Available records:
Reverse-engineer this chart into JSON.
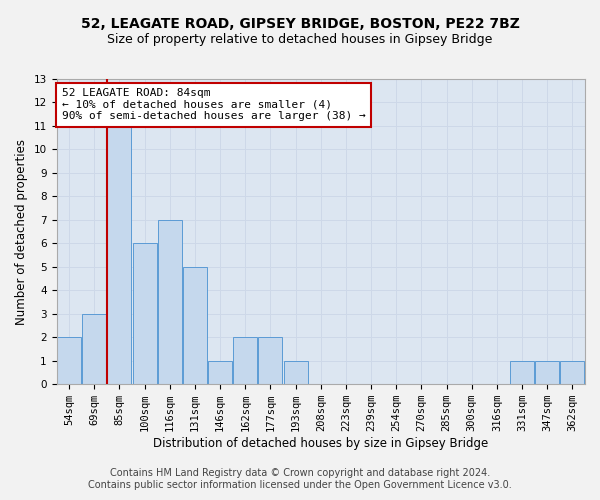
{
  "title": "52, LEAGATE ROAD, GIPSEY BRIDGE, BOSTON, PE22 7BZ",
  "subtitle": "Size of property relative to detached houses in Gipsey Bridge",
  "xlabel": "Distribution of detached houses by size in Gipsey Bridge",
  "ylabel": "Number of detached properties",
  "footer1": "Contains HM Land Registry data © Crown copyright and database right 2024.",
  "footer2": "Contains public sector information licensed under the Open Government Licence v3.0.",
  "categories": [
    "54sqm",
    "69sqm",
    "85sqm",
    "100sqm",
    "116sqm",
    "131sqm",
    "146sqm",
    "162sqm",
    "177sqm",
    "193sqm",
    "208sqm",
    "223sqm",
    "239sqm",
    "254sqm",
    "270sqm",
    "285sqm",
    "300sqm",
    "316sqm",
    "331sqm",
    "347sqm",
    "362sqm"
  ],
  "values": [
    2,
    3,
    11,
    6,
    7,
    5,
    1,
    2,
    2,
    1,
    0,
    0,
    0,
    0,
    0,
    0,
    0,
    0,
    1,
    1,
    1
  ],
  "bar_color": "#c5d8ed",
  "bar_edge_color": "#5b9bd5",
  "reference_line_color": "#c00000",
  "annotation_text": "52 LEAGATE ROAD: 84sqm\n← 10% of detached houses are smaller (4)\n90% of semi-detached houses are larger (38) →",
  "annotation_box_color": "#ffffff",
  "annotation_box_edge_color": "#c00000",
  "ylim": [
    0,
    13
  ],
  "yticks": [
    0,
    1,
    2,
    3,
    4,
    5,
    6,
    7,
    8,
    9,
    10,
    11,
    12,
    13
  ],
  "grid_color": "#cdd8e8",
  "bg_color": "#dce6f1",
  "fig_bg_color": "#f2f2f2",
  "title_fontsize": 10,
  "subtitle_fontsize": 9,
  "axis_label_fontsize": 8.5,
  "tick_fontsize": 7.5,
  "footer_fontsize": 7,
  "annotation_fontsize": 8
}
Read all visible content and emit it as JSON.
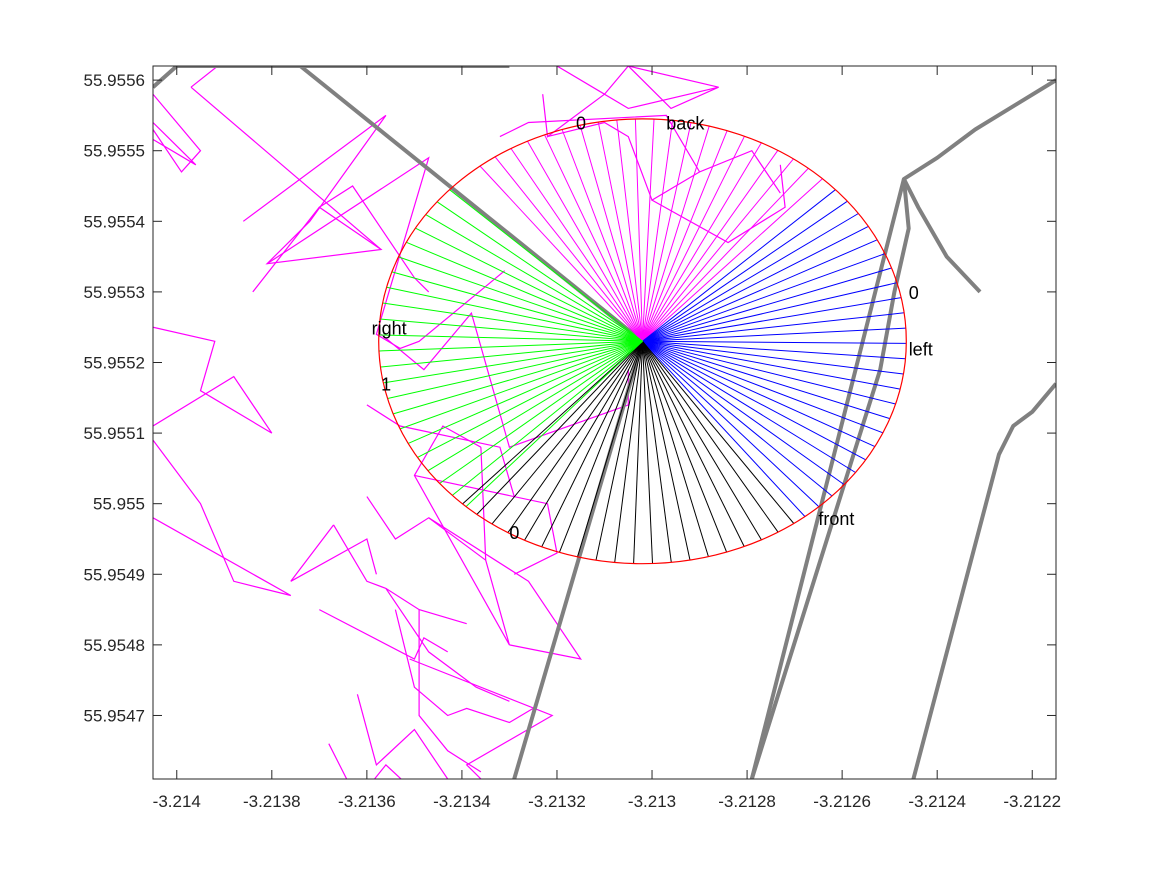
{
  "chart_data": {
    "type": "line",
    "title": "",
    "xlabel": "",
    "ylabel": "",
    "xlim": [
      -3.21405,
      -3.21215
    ],
    "ylim": [
      55.95461,
      55.95562
    ],
    "grid": false,
    "xticks": [
      -3.214,
      -3.2138,
      -3.2136,
      -3.2134,
      -3.2132,
      -3.213,
      -3.2128,
      -3.2126,
      -3.2124,
      -3.2122
    ],
    "xtick_labels": [
      "-3.214",
      "-3.2138",
      "-3.2136",
      "-3.2134",
      "-3.2132",
      "-3.213",
      "-3.2128",
      "-3.2126",
      "-3.2124",
      "-3.2122"
    ],
    "yticks": [
      55.9547,
      55.9548,
      55.9549,
      55.955,
      55.9551,
      55.9552,
      55.9553,
      55.9554,
      55.9555,
      55.9556
    ],
    "ytick_labels": [
      "55.9547",
      "55.9548",
      "55.9549",
      "55.955",
      "55.9551",
      "55.9552",
      "55.9553",
      "55.9554",
      "55.9555",
      "55.9556"
    ],
    "center": {
      "x": -3.21302,
      "y": 55.95523
    },
    "radius": {
      "x": 0.000555,
      "y": 0.000315
    },
    "circle_color": "#ff0000",
    "sector_rays": [
      {
        "name": "back",
        "color": "#ff00ff",
        "from_deg": 47,
        "to_deg": 128,
        "count": 21
      },
      {
        "name": "left",
        "color": "#0000ff",
        "from_deg": -52,
        "to_deg": 43,
        "count": 25
      },
      {
        "name": "front",
        "color": "#000000",
        "from_deg": -133,
        "to_deg": -55,
        "count": 20
      },
      {
        "name": "right",
        "color": "#00ff00",
        "from_deg": 137,
        "to_deg": 228,
        "count": 23
      }
    ],
    "annotations": [
      {
        "text": "back",
        "x": -3.21297,
        "y": 55.95553
      },
      {
        "text": "0",
        "x": -3.21316,
        "y": 55.95553
      },
      {
        "text": "0",
        "x": -3.21246,
        "y": 55.95529
      },
      {
        "text": "left",
        "x": -3.21246,
        "y": 55.95521
      },
      {
        "text": "front",
        "x": -3.21265,
        "y": 55.95497
      },
      {
        "text": "0",
        "x": -3.2133,
        "y": 55.95495
      },
      {
        "text": "right",
        "x": -3.21359,
        "y": 55.95524
      },
      {
        "text": "1",
        "x": -3.21357,
        "y": 55.95516
      }
    ],
    "roads": {
      "color": "#808080",
      "width": 4,
      "lines": [
        [
          [
            -3.21405,
            55.95559
          ],
          [
            -3.214,
            55.95562
          ],
          [
            -3.2133,
            55.95562
          ]
        ],
        [
          [
            -3.21374,
            55.95562
          ],
          [
            -3.21302,
            55.95523
          ]
        ],
        [
          [
            -3.21302,
            55.95523
          ],
          [
            -3.21329,
            55.95461
          ]
        ],
        [
          [
            -3.21279,
            55.95461
          ],
          [
            -3.21247,
            55.95546
          ],
          [
            -3.2124,
            55.95549
          ],
          [
            -3.21232,
            55.95553
          ],
          [
            -3.21215,
            55.9556
          ]
        ],
        [
          [
            -3.21247,
            55.95546
          ],
          [
            -3.21246,
            55.95539
          ],
          [
            -3.21249,
            55.9553
          ],
          [
            -3.21252,
            55.95519
          ],
          [
            -3.21279,
            55.95461
          ]
        ],
        [
          [
            -3.21247,
            55.95546
          ],
          [
            -3.21244,
            55.95542
          ],
          [
            -3.21238,
            55.95535
          ],
          [
            -3.21231,
            55.9553
          ]
        ],
        [
          [
            -3.21245,
            55.95461
          ],
          [
            -3.21227,
            55.95507
          ],
          [
            -3.21224,
            55.95511
          ],
          [
            -3.2122,
            55.95513
          ],
          [
            -3.21215,
            55.95517
          ]
        ]
      ]
    },
    "buildings": {
      "color": "#ff00ff",
      "polylines": [
        [
          [
            -3.21405,
            55.95554
          ],
          [
            -3.21396,
            55.95548
          ],
          [
            -3.21406,
            55.95552
          ]
        ],
        [
          [
            -3.21405,
            55.95553
          ],
          [
            -3.21399,
            55.95547
          ],
          [
            -3.21395,
            55.9555
          ],
          [
            -3.21405,
            55.95558
          ]
        ],
        [
          [
            -3.21397,
            55.95559
          ],
          [
            -3.21382,
            55.95567
          ]
        ],
        [
          [
            -3.21397,
            55.95559
          ],
          [
            -3.21357,
            55.95536
          ],
          [
            -3.21381,
            55.95534
          ],
          [
            -3.21372,
            55.9554
          ],
          [
            -3.21356,
            55.95555
          ],
          [
            -3.21386,
            55.9554
          ]
        ],
        [
          [
            -3.21381,
            55.95534
          ],
          [
            -3.21347,
            55.95549
          ],
          [
            -3.21358,
            55.95524
          ],
          [
            -3.21353,
            55.95522
          ],
          [
            -3.21349,
            55.95523
          ],
          [
            -3.21331,
            55.95533
          ]
        ],
        [
          [
            -3.21384,
            55.9553
          ],
          [
            -3.2137,
            55.95542
          ],
          [
            -3.21357,
            55.95536
          ]
        ],
        [
          [
            -3.2137,
            55.95542
          ],
          [
            -3.21363,
            55.95545
          ],
          [
            -3.2135,
            55.95532
          ],
          [
            -3.21347,
            55.9553
          ]
        ],
        [
          [
            -3.21405,
            55.95525
          ],
          [
            -3.21392,
            55.95523
          ],
          [
            -3.21395,
            55.95516
          ],
          [
            -3.2138,
            55.9551
          ],
          [
            -3.21388,
            55.95518
          ],
          [
            -3.21405,
            55.95511
          ]
        ],
        [
          [
            -3.21405,
            55.95498
          ],
          [
            -3.21376,
            55.95487
          ],
          [
            -3.21388,
            55.95489
          ],
          [
            -3.21395,
            55.955
          ],
          [
            -3.21405,
            55.95509
          ]
        ],
        [
          [
            -3.21357,
            55.95524
          ],
          [
            -3.21348,
            55.95519
          ],
          [
            -3.21338,
            55.95527
          ],
          [
            -3.2133,
            55.95508
          ],
          [
            -3.21305,
            55.95514
          ],
          [
            -3.21305,
            55.95519
          ]
        ],
        [
          [
            -3.21336,
            55.95508
          ],
          [
            -3.21335,
            55.95492
          ],
          [
            -3.2133,
            55.9548
          ],
          [
            -3.2135,
            55.95504
          ],
          [
            -3.21344,
            55.95511
          ],
          [
            -3.21336,
            55.95508
          ]
        ],
        [
          [
            -3.2136,
            55.95514
          ],
          [
            -3.21353,
            55.95511
          ],
          [
            -3.21332,
            55.95508
          ],
          [
            -3.21329,
            55.95501
          ]
        ],
        [
          [
            -3.2135,
            55.95504
          ],
          [
            -3.21322,
            55.955
          ],
          [
            -3.2132,
            55.95493
          ],
          [
            -3.21329,
            55.9549
          ]
        ],
        [
          [
            -3.2136,
            55.95501
          ],
          [
            -3.21354,
            55.95495
          ],
          [
            -3.21347,
            55.95498
          ],
          [
            -3.21335,
            55.95492
          ]
        ],
        [
          [
            -3.21347,
            55.95498
          ],
          [
            -3.21326,
            55.95489
          ],
          [
            -3.21315,
            55.95478
          ],
          [
            -3.2133,
            55.9548
          ]
        ],
        [
          [
            -3.21367,
            55.95497
          ],
          [
            -3.2136,
            55.95489
          ],
          [
            -3.21356,
            55.95488
          ],
          [
            -3.21349,
            55.95485
          ],
          [
            -3.21339,
            55.95483
          ]
        ],
        [
          [
            -3.21354,
            55.95485
          ],
          [
            -3.2135,
            55.95474
          ],
          [
            -3.21343,
            55.9547
          ],
          [
            -3.21339,
            55.95471
          ],
          [
            -3.2133,
            55.95469
          ],
          [
            -3.21325,
            55.95471
          ]
        ],
        [
          [
            -3.21362,
            55.95473
          ],
          [
            -3.21358,
            55.95463
          ],
          [
            -3.2135,
            55.95468
          ],
          [
            -3.21343,
            55.95461
          ]
        ],
        [
          [
            -3.21368,
            55.95466
          ],
          [
            -3.21362,
            55.95458
          ],
          [
            -3.21356,
            55.95463
          ],
          [
            -3.21348,
            55.95458
          ]
        ],
        [
          [
            -3.21351,
            55.95478
          ],
          [
            -3.21321,
            55.9547
          ],
          [
            -3.21339,
            55.95463
          ],
          [
            -3.21333,
            55.95459
          ]
        ],
        [
          [
            -3.2137,
            55.95485
          ],
          [
            -3.2135,
            55.95478
          ],
          [
            -3.21348,
            55.95481
          ],
          [
            -3.21343,
            55.95479
          ]
        ],
        [
          [
            -3.21349,
            55.95485
          ],
          [
            -3.21349,
            55.9547
          ],
          [
            -3.21343,
            55.95465
          ],
          [
            -3.21336,
            55.95462
          ]
        ],
        [
          [
            -3.21367,
            55.95497
          ],
          [
            -3.21376,
            55.95489
          ],
          [
            -3.2136,
            55.95495
          ],
          [
            -3.21358,
            55.9549
          ]
        ],
        [
          [
            -3.21356,
            55.95488
          ],
          [
            -3.21347,
            55.95479
          ],
          [
            -3.21337,
            55.95474
          ],
          [
            -3.2133,
            55.95472
          ]
        ],
        [
          [
            -3.21323,
            55.95558
          ],
          [
            -3.21322,
            55.95552
          ],
          [
            -3.2131,
            55.95558
          ],
          [
            -3.21305,
            55.95556
          ],
          [
            -3.21286,
            55.95559
          ],
          [
            -3.21305,
            55.95562
          ]
        ],
        [
          [
            -3.2132,
            55.95562
          ],
          [
            -3.2131,
            55.95558
          ],
          [
            -3.21305,
            55.95562
          ],
          [
            -3.21296,
            55.95556
          ],
          [
            -3.21286,
            55.95559
          ]
        ],
        [
          [
            -3.21332,
            55.95552
          ],
          [
            -3.21326,
            55.95554
          ],
          [
            -3.21297,
            55.95555
          ],
          [
            -3.2129,
            55.95547
          ],
          [
            -3.21279,
            55.9555
          ],
          [
            -3.21273,
            55.95544
          ]
        ],
        [
          [
            -3.2129,
            55.95547
          ],
          [
            -3.213,
            55.95543
          ],
          [
            -3.21284,
            55.95537
          ],
          [
            -3.21272,
            55.95542
          ],
          [
            -3.21273,
            55.95548
          ]
        ],
        [
          [
            -3.21322,
            55.95552
          ],
          [
            -3.2131,
            55.95554
          ],
          [
            -3.21305,
            55.95552
          ],
          [
            -3.213,
            55.95543
          ]
        ]
      ]
    }
  }
}
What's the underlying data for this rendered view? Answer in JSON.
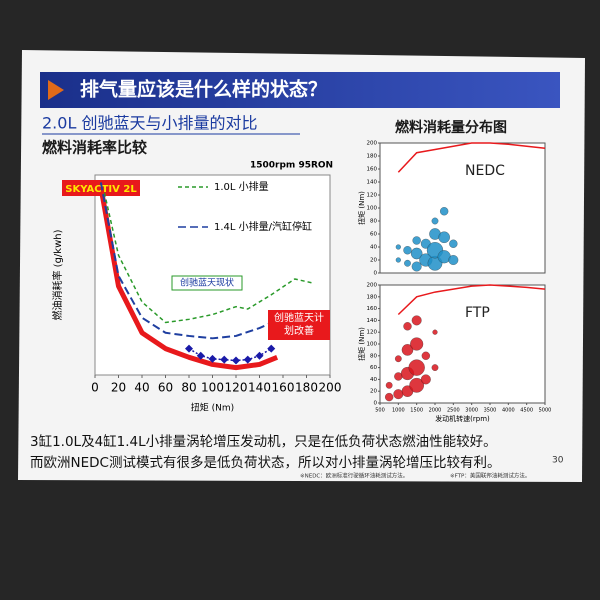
{
  "slide": {
    "title": "排气量应该是什么样的状态？",
    "subtitle": "2.0L 创驰蓝天与小排量的对比",
    "section_left": "燃料消耗率比较",
    "section_right": "燃料消耗量分布图",
    "body": [
      "3缸1.0L及4缸1.4L小排量涡轮增压发动机，只是在低负荷状态燃油性能较好。",
      "而欧洲NEDC测试模式有很多是低负荷状态，所以对小排量涡轮增压比较有利。"
    ],
    "footnotes": [
      "※NEDC：欧洲标准行驶循环油耗测试方法。",
      "※FTP：美国联邦油耗测试方法。"
    ],
    "page_number": "30"
  },
  "chart_data": [
    {
      "type": "line",
      "condition": "1500rpm 95RON",
      "xlabel": "扭矩 (Nm)",
      "ylabel": "燃油消耗率 (g/kwh)",
      "xlim": [
        0,
        200
      ],
      "xticks": [
        0,
        20,
        40,
        60,
        80,
        100,
        120,
        140,
        160,
        180,
        200
      ],
      "annotation": "创驰蓝天现状",
      "series": [
        {
          "name": "SKYACTIV 2L",
          "color": "#e8191c",
          "width": 5,
          "dash": "none",
          "x": [
            5,
            20,
            40,
            60,
            80,
            100,
            120,
            140,
            155
          ],
          "values": [
            437,
            312,
            253,
            233,
            222,
            213,
            209,
            213,
            222
          ]
        },
        {
          "name": "1.0L 小排量",
          "color": "#2a9a2a",
          "width": 1.5,
          "dash": "4,3",
          "legend": true,
          "x": [
            8,
            20,
            40,
            60,
            80,
            100,
            120,
            130,
            150,
            170,
            185
          ],
          "values": [
            430,
            351,
            292,
            266,
            270,
            276,
            286,
            283,
            301,
            321,
            316
          ]
        },
        {
          "name": "1.4L 小排量/汽缸停缸",
          "color": "#1f3fa0",
          "width": 2,
          "dash": "8,4",
          "legend": true,
          "x": [
            5,
            20,
            40,
            60,
            80,
            100,
            120,
            140,
            160,
            195
          ],
          "values": [
            443,
            325,
            272,
            253,
            249,
            246,
            249,
            259,
            272,
            279
          ]
        },
        {
          "name": "创驰蓝天计划改善",
          "color": "#1a1aa8",
          "width": 1.5,
          "dash": "2,2",
          "marker": "diamond",
          "x": [
            80,
            90,
            100,
            110,
            120,
            130,
            140,
            150
          ],
          "values": [
            233,
            224,
            220,
            219,
            218,
            219,
            224,
            233
          ]
        }
      ]
    },
    {
      "type": "scatter",
      "title": "NEDC",
      "ylabel": "扭矩 (Nm)",
      "xlim": [
        500,
        5000
      ],
      "ylim": [
        0,
        200
      ],
      "yticks": [
        0,
        20,
        40,
        60,
        80,
        100,
        120,
        140,
        160,
        180,
        200
      ],
      "color": "#1e8fc8",
      "points": {
        "x": [
          1000,
          1000,
          1250,
          1250,
          1500,
          1500,
          1500,
          1750,
          1750,
          2000,
          2000,
          2000,
          2250,
          2250,
          2500,
          2500,
          2250,
          2000
        ],
        "y": [
          20,
          40,
          15,
          35,
          10,
          30,
          50,
          20,
          45,
          15,
          35,
          60,
          25,
          55,
          20,
          45,
          95,
          80
        ],
        "size": [
          3,
          3,
          4,
          5,
          6,
          7,
          5,
          8,
          6,
          9,
          10,
          7,
          8,
          7,
          6,
          5,
          5,
          4
        ]
      },
      "max_torque": {
        "color": "#e8191c",
        "x": [
          1000,
          1500,
          2000,
          2500,
          3000,
          3500,
          4000,
          4500,
          5000
        ],
        "y": [
          155,
          185,
          190,
          195,
          200,
          200,
          198,
          195,
          192
        ]
      }
    },
    {
      "type": "scatter",
      "title": "FTP",
      "xlabel": "发动机转速(rpm)",
      "ylabel": "扭矩 (Nm)",
      "xlim": [
        500,
        5000
      ],
      "ylim": [
        0,
        200
      ],
      "xticks": [
        500,
        1000,
        1500,
        2000,
        2500,
        3000,
        3500,
        4000,
        4500,
        5000
      ],
      "yticks": [
        0,
        20,
        40,
        60,
        80,
        100,
        120,
        140,
        160,
        180,
        200
      ],
      "color": "#d8141c",
      "points": {
        "x": [
          750,
          750,
          1000,
          1000,
          1000,
          1250,
          1250,
          1250,
          1250,
          1500,
          1500,
          1500,
          1500,
          1750,
          1750,
          2000,
          2000
        ],
        "y": [
          10,
          30,
          15,
          45,
          75,
          20,
          50,
          90,
          130,
          30,
          60,
          100,
          140,
          40,
          80,
          60,
          120
        ],
        "size": [
          5,
          4,
          6,
          5,
          4,
          7,
          8,
          7,
          5,
          9,
          10,
          8,
          6,
          6,
          5,
          4,
          3
        ]
      },
      "max_torque": {
        "color": "#e8191c",
        "x": [
          1000,
          1500,
          2000,
          2500,
          3000,
          3500,
          4000,
          4500,
          5000
        ],
        "y": [
          150,
          180,
          188,
          193,
          198,
          200,
          198,
          196,
          193
        ]
      }
    }
  ]
}
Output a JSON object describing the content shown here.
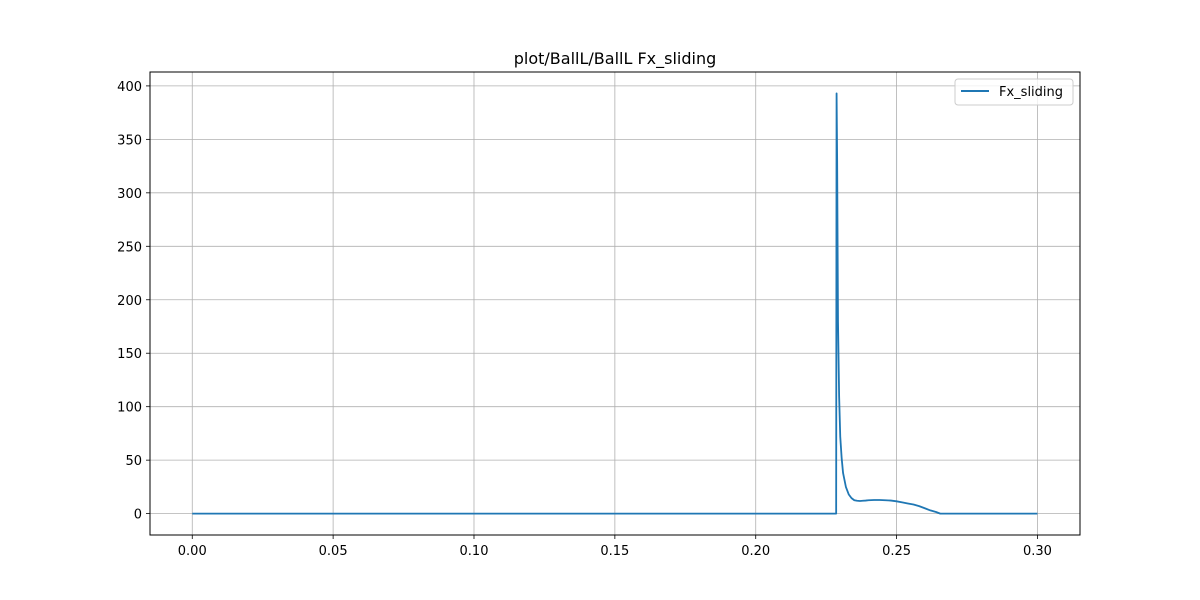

Task requirements:
Check each line of the records for the string "type" and state how many lines contain it. Give only the number.

Result:
4